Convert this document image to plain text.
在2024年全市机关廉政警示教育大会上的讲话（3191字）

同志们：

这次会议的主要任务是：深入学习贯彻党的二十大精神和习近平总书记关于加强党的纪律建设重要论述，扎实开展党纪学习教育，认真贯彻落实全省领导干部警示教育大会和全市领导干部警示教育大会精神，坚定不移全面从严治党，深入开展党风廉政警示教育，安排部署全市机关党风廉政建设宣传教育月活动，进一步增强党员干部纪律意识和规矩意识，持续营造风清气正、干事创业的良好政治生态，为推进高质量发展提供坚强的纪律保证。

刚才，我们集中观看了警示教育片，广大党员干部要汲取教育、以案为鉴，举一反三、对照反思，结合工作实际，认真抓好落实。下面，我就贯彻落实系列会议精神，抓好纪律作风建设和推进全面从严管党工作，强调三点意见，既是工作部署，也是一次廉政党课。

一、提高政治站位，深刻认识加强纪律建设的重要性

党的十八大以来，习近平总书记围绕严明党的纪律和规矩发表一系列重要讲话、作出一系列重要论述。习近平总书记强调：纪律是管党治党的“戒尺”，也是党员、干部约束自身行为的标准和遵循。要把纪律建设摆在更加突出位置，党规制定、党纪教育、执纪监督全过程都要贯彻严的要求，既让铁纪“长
***
CHALLENGE:
Write out all the records above again, exactly as they stand.

OUTPUT FOR THIS EXERCISE:
Convert this document image to plain text.
在2024年全市机关廉政警示教育大会上的讲话（3191字）

同志们：

这次会议的主要任务是：深入学习贯彻党的二十大精神和习近平总书记关于加强党的纪律建设重要论述，扎实开展党纪学习教育，认真贯彻落实全省领导干部警示教育大会和全市领导干部警示教育大会精神，坚定不移全面从严治党，深入开展党风廉政警示教育，安排部署全市机关党风廉政建设宣传教育月活动，进一步增强党员干部纪律意识和规矩意识，持续营造风清气正、干事创业的良好政治生态，为推进高质量发展提供坚强的纪律保证。

刚才，我们集中观看了警示教育片，广大党员干部要汲取教育、以案为鉴，举一反三、对照反思，结合工作实际，认真抓好落实。下面，我就贯彻落实系列会议精神，抓好纪律作风建设和推进全面从严管党工作，强调三点意见，既是工作部署，也是一次廉政党课。

一、提高政治站位，深刻认识加强纪律建设的重要性

党的十八大以来，习近平总书记围绕严明党的纪律和规矩发表一系列重要讲话、作出一系列重要论述。习近平总书记强调：纪律是管党治党的“戒尺”，也是党员、干部约束自身行为的标准和遵循。要把纪律建设摆在更加突出位置，党规制定、党纪教育、执纪监督全过程都要贯彻严的要求，既让铁纪“长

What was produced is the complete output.